▶ Goal of the exercise
The records below should be written out again, exactly.

▶ Extracted entries

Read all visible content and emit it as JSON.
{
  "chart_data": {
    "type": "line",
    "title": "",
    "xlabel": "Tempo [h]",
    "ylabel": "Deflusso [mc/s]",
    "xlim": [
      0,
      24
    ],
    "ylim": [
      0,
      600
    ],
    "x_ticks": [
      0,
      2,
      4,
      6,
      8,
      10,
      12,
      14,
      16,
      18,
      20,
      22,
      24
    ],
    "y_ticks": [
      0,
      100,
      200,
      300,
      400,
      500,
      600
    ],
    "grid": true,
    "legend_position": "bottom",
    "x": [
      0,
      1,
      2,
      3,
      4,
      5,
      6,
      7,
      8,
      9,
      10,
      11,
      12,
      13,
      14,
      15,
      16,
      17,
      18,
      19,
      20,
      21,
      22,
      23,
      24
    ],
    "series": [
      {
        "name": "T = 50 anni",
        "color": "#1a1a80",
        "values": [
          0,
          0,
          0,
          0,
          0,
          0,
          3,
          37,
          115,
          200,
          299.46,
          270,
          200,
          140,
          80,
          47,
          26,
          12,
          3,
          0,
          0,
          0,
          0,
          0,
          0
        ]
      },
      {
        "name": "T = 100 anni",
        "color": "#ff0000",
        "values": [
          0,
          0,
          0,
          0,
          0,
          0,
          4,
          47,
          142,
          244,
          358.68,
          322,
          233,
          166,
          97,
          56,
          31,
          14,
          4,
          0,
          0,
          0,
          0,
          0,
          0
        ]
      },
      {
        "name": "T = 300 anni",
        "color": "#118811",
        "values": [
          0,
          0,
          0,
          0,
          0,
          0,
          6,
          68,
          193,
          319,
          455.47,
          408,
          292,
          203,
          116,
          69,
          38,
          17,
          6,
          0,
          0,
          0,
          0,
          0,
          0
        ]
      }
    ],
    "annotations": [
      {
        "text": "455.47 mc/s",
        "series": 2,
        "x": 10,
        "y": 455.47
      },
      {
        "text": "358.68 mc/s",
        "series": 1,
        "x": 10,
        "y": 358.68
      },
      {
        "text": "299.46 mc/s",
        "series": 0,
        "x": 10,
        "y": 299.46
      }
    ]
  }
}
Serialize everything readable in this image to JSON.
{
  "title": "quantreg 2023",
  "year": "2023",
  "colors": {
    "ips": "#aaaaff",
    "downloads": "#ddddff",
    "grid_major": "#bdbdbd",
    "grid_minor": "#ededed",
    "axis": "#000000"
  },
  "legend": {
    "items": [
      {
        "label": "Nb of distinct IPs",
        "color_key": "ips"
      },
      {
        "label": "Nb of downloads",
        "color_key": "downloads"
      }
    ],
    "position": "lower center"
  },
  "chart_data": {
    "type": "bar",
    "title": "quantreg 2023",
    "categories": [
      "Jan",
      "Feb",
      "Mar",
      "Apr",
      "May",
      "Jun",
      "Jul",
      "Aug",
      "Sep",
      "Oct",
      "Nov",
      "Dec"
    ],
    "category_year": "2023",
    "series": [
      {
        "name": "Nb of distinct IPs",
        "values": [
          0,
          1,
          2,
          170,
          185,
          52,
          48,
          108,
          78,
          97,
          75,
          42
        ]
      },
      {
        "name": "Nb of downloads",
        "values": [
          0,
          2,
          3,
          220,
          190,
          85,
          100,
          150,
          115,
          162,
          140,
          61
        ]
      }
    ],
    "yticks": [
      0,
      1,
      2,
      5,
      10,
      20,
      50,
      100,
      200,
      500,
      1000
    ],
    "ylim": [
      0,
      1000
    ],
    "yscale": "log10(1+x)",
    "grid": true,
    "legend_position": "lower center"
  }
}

▶ Completed task
Read all visible content and emit it as JSON.
{
  "chart_data": {
    "type": "line",
    "title": "",
    "xlabel": "Tempo [h]",
    "ylabel": "Deflusso [mc/s]",
    "xlim": [
      0,
      24
    ],
    "ylim": [
      0,
      600
    ],
    "x_ticks": [
      0,
      2,
      4,
      6,
      8,
      10,
      12,
      14,
      16,
      18,
      20,
      22,
      24
    ],
    "y_ticks": [
      0,
      100,
      200,
      300,
      400,
      500,
      600
    ],
    "grid": true,
    "legend_position": "bottom",
    "x": [
      0,
      1,
      2,
      3,
      4,
      5,
      6,
      7,
      8,
      9,
      10,
      11,
      12,
      13,
      14,
      15,
      16,
      17,
      18,
      19,
      20,
      21,
      22,
      23,
      24
    ],
    "series": [
      {
        "name": "T = 50 anni",
        "color": "#1a1a80",
        "values": [
          0,
          0,
          0,
          0,
          0,
          0,
          3,
          37,
          115,
          200,
          299.46,
          270,
          200,
          140,
          80,
          47,
          26,
          12,
          3,
          0,
          0,
          0,
          0,
          0,
          0
        ]
      },
      {
        "name": "T = 100 anni",
        "color": "#ff0000",
        "values": [
          0,
          0,
          0,
          0,
          0,
          0,
          4,
          47,
          142,
          244,
          358.68,
          322,
          233,
          166,
          97,
          56,
          31,
          14,
          4,
          0,
          0,
          0,
          0,
          0,
          0
        ]
      },
      {
        "name": "T = 300 anni",
        "color": "#118811",
        "values": [
          0,
          0,
          0,
          0,
          0,
          0,
          6,
          68,
          193,
          319,
          455.47,
          408,
          292,
          203,
          116,
          69,
          38,
          17,
          6,
          0,
          0,
          0,
          0,
          0,
          0
        ]
      }
    ],
    "annotations": [
      {
        "text": "455.47 mc/s",
        "series": 2,
        "x": 10,
        "y": 455.47
      },
      {
        "text": "358.68 mc/s",
        "series": 1,
        "x": 10,
        "y": 358.68
      },
      {
        "text": "299.46 mc/s",
        "series": 0,
        "x": 10,
        "y": 299.46
      }
    ]
  }
}
Serialize everything readable in this image to JSON.
{
  "title": "quantreg 2023",
  "year": "2023",
  "colors": {
    "ips": "#aaaaff",
    "downloads": "#ddddff",
    "grid_major": "#bdbdbd",
    "grid_minor": "#ededed",
    "axis": "#000000"
  },
  "legend": {
    "items": [
      {
        "label": "Nb of distinct IPs",
        "color_key": "ips"
      },
      {
        "label": "Nb of downloads",
        "color_key": "downloads"
      }
    ],
    "position": "lower center"
  },
  "chart_data": {
    "type": "bar",
    "title": "quantreg 2023",
    "categories": [
      "Jan",
      "Feb",
      "Mar",
      "Apr",
      "May",
      "Jun",
      "Jul",
      "Aug",
      "Sep",
      "Oct",
      "Nov",
      "Dec"
    ],
    "category_year": "2023",
    "series": [
      {
        "name": "Nb of distinct IPs",
        "values": [
          0,
          1,
          2,
          170,
          185,
          52,
          48,
          108,
          78,
          97,
          75,
          42
        ]
      },
      {
        "name": "Nb of downloads",
        "values": [
          0,
          2,
          3,
          220,
          190,
          85,
          100,
          150,
          115,
          162,
          140,
          61
        ]
      }
    ],
    "yticks": [
      0,
      1,
      2,
      5,
      10,
      20,
      50,
      100,
      200,
      500,
      1000
    ],
    "ylim": [
      0,
      1000
    ],
    "yscale": "log10(1+x)",
    "grid": true,
    "legend_position": "lower center"
  }
}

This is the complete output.